Which lines hold the word "alliance"? Copy each one.

··· Material ···

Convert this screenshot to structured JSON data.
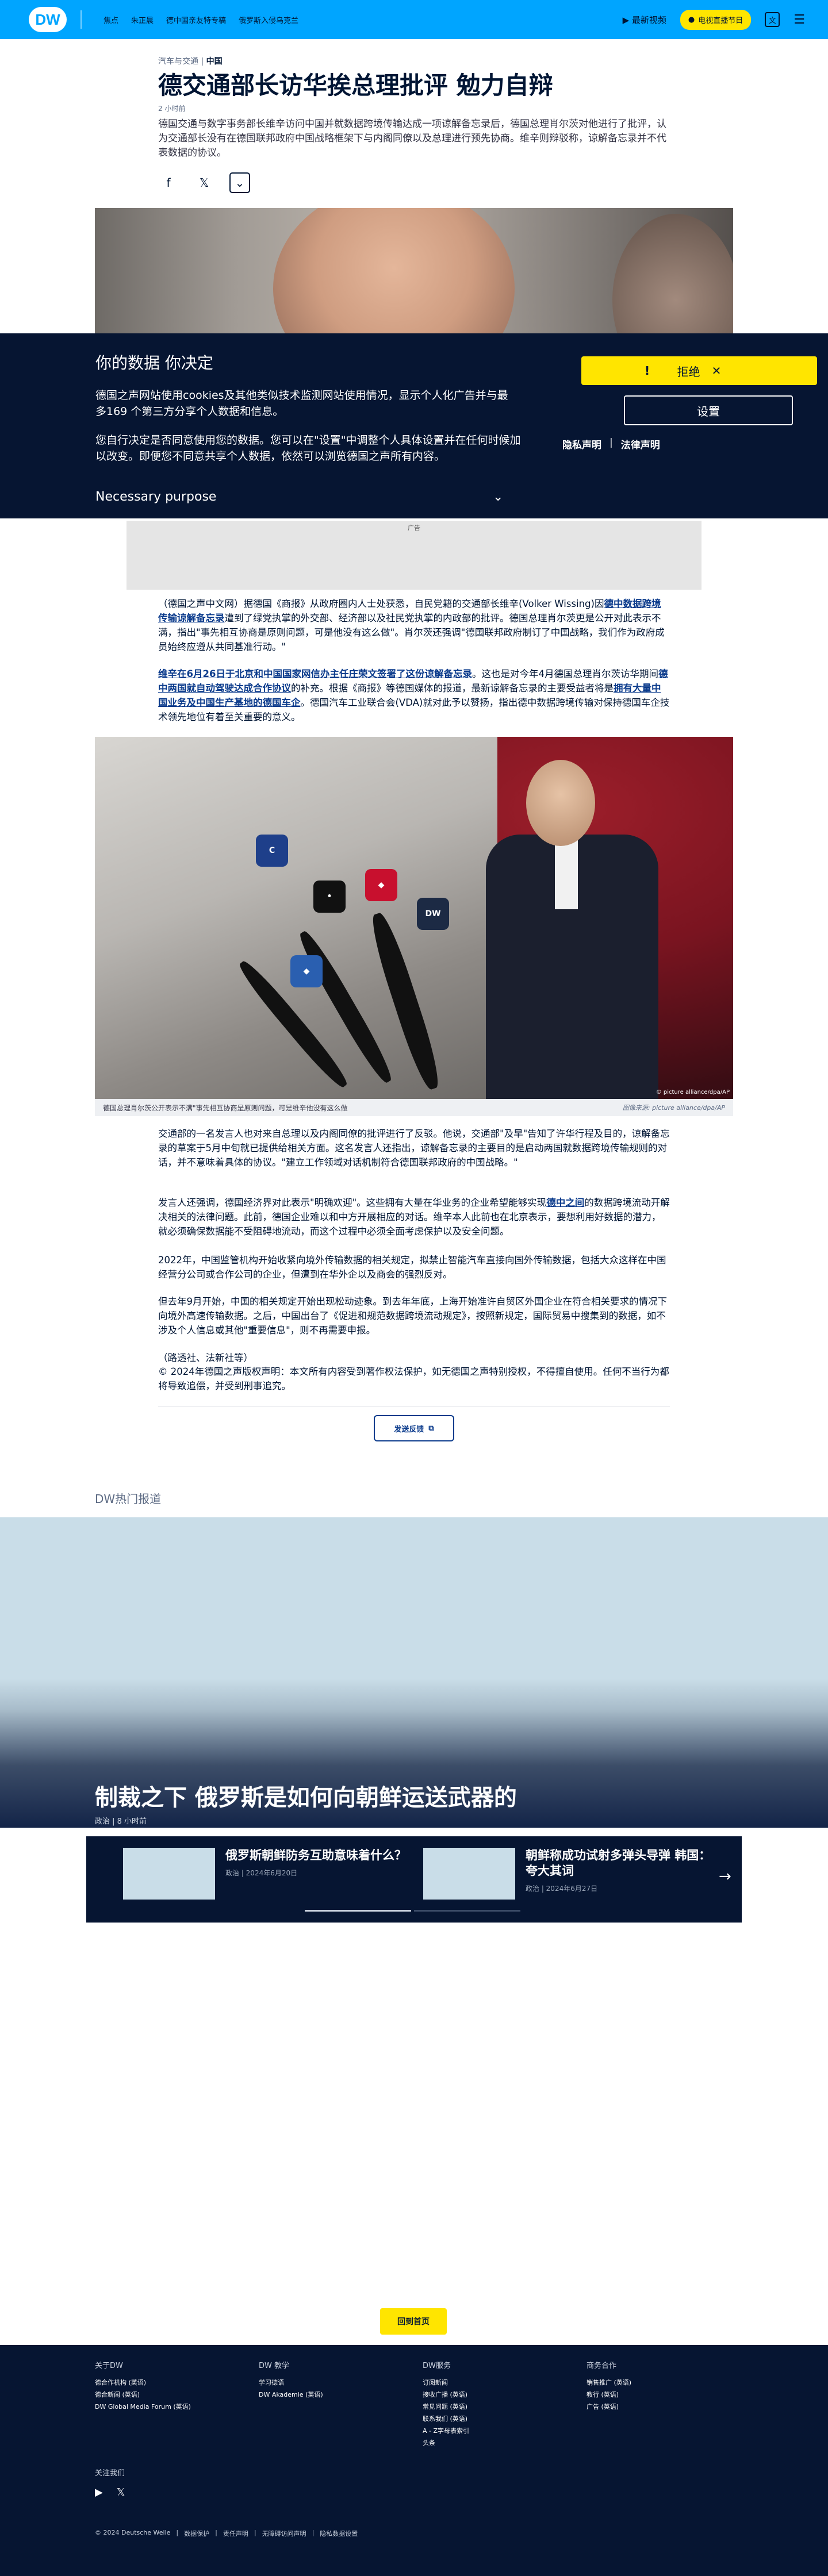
{
  "header": {
    "logo": "DW",
    "nav_items": [
      "焦点",
      "朱正晨",
      "德中国亲友特专稿",
      "俄罗斯入侵乌克兰"
    ],
    "latest_video": "最新视频",
    "tv_button": "电视直播节目",
    "lang": "文"
  },
  "article": {
    "category": "汽车与交通",
    "region": "中国",
    "title": "德交通部长访华挨总理批评 勉力自辩",
    "time": "2 小时前",
    "lead": "德国交通与数字事务部长维辛访问中国并就数据跨境传输达成一项谅解备忘录后，德国总理肖尔茨对他进行了批评，认为交通部长没有在德国联邦政府中国战略框架下与内阁同僚以及总理进行预先协商。维辛则辩驳称，谅解备忘录并不代表数据的协议。",
    "p1_a": "（德国之声中文网）据德国《商报》从政府圈内人士处获悉，自民党籍的交通部长维辛(Volker Wissing)因",
    "p1_link": "德中数据跨境传输谅解备忘录",
    "p1_b": "遭到了绿党执掌的外交部、经济部以及社民党执掌的内政部的批评。德国总理肖尔茨更是公开对此表示不满，指出\"事先相互协商是原则问题，可是他没有这么做\"。肖尔茨还强调\"德国联邦政府制订了中国战略，我们作为政府成员始终应遵从共同基准行动。\"",
    "p2_link": "维辛在6月26日于北京和中国国家网信办主任庄荣文签署了这份谅解备忘录",
    "p2_a": "。这也是对今年4月德国总理肖尔茨访华期间",
    "p2_link2": "德中两国就自动驾驶达成合作协议",
    "p2_b": "的补充。根据《商报》等德国媒体的报道，最新谅解备忘录的主要受益者将是",
    "p2_link3": "拥有大量中国业务及中国生产基地的德国车企",
    "p2_c": "。德国汽车工业联合会(VDA)就对此予以赞扬，指出德中数据跨境传输对保持德国车企技术领先地位有着至关重要的意义。",
    "photo_caption": "德国总理肖尔茨公开表示不满\"事先相互协商是原则问题，可是维辛他没有这么做",
    "photo_credit": "图像来源: picture alliance/dpa/AP",
    "photo_watermark": "© picture alliance/dpa/AP",
    "p3": "交通部的一名发言人也对来自总理以及内阁同僚的批评进行了反驳。他说，交通部\"及早\"告知了许华行程及目的，谅解备忘录的草案于5月中旬就已提供给相关方面。这名发言人还指出，谅解备忘录的主要目的是启动两国就数据跨境传输规则的对话，并不意味着具体的协议。\"建立工作领域对话机制符合德国联邦政府的中国战略。\"",
    "p4_a": "发言人还强调，德国经济界对此表示\"明确欢迎\"。这些拥有大量在华业务的企业希望能够实现",
    "p4_link": "德中之间",
    "p4_b": "的数据跨境流动开解决相关的法律问题。此前，德国企业难以和中方开展相应的对话。维辛本人此前也在北京表示，要想利用好数据的潜力，就必须确保数据能不受阻碍地流动，而这个过程中必须全面考虑保护以及安全问题。",
    "p5": "2022年，中国监管机构开始收紧向境外传输数据的相关规定，拟禁止智能汽车直接向国外传输数据，包括大众这样在中国经营分公司或合作公司的企业，但遭到在华外企以及商会的强烈反对。",
    "p6": "但去年9月开始，中国的相关规定开始出现松动迹象。到去年年底，上海开始准许自贸区外国企业在符合相关要求的情况下向境外高速传输数据。之后，中国出台了《促进和规范数据跨境流动规定》，按照新规定，国际贸易中搜集到的数据，如不涉及个人信息或其他\"重要信息\"，则不再需要申报。",
    "source": "（路透社、法新社等）",
    "copyright": "© 2024年德国之声版权声明：本文所有内容受到著作权法保护，如无德国之声特别授权，不得擅自使用。任何不当行为都将导致追偿，并受到刑事追究。",
    "feedback": "发送反馈"
  },
  "ad": {
    "label": "广告"
  },
  "cookie": {
    "title": "你的数据 你决定",
    "p1": "德国之声网站使用cookies及其他类似技术监测网站使用情况，显示个人化广告并与最多169 个第三方分享个人数据和信息。",
    "p2": "您自行决定是否同意使用您的数据。您可以在\"设置\"中调整个人具体设置并在任何时候加以改变。即便您不同意共享个人数据，依然可以浏览德国之声所有内容。",
    "reject": "拒绝",
    "settings": "设置",
    "privacy": "隐私声明",
    "legal": "法律声明",
    "necessary": "Necessary purpose"
  },
  "popular": {
    "heading": "DW热门报道",
    "main_title": "制裁之下 俄罗斯是如何向朝鲜运送武器的",
    "main_meta": "政治 | 8 小时前",
    "cards": [
      {
        "title": "俄罗斯朝鲜防务互助意味着什么？",
        "meta": "政治 | 2024年6月20日"
      },
      {
        "title": "朝鲜称成功试射多弹头导弹 韩国：夸大其词",
        "meta": "政治 | 2024年6月27日"
      }
    ]
  },
  "back_top": "回到首页",
  "footer": {
    "col1": {
      "heading": "关于DW",
      "items": [
        "德合作机构 (英语)",
        "德合新闻 (英语)",
        "DW Global Media Forum (英语)"
      ]
    },
    "col2": {
      "heading": "DW 教学",
      "items": [
        "学习德语",
        "DW Akademie (英语)"
      ]
    },
    "col3": {
      "heading": "DW服务",
      "items": [
        "订阅新闻",
        "接收广播 (英语)",
        "常见问题 (英语)",
        "联系我们 (英语)",
        "A - Z字母表索引",
        "头条"
      ]
    },
    "col4": {
      "heading": "商务合作",
      "items": [
        "销售推广 (英语)",
        "教行 (英语)",
        "广告 (英语)"
      ]
    },
    "follow": "关注我们",
    "bottom": [
      "© 2024 Deutsche Welle",
      "数据保护",
      "责任声明",
      "无障碍访问声明",
      "隐私数据设置"
    ]
  },
  "colors": {
    "header": "#00a5ff",
    "accent": "#ffe500",
    "dark": "#061532",
    "link": "#0b3b8c"
  }
}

···

** The result **
    "photo_credit": "图像来源: picture alliance/dpa/AP",
    "photo_watermark": "© picture alliance/dpa/AP",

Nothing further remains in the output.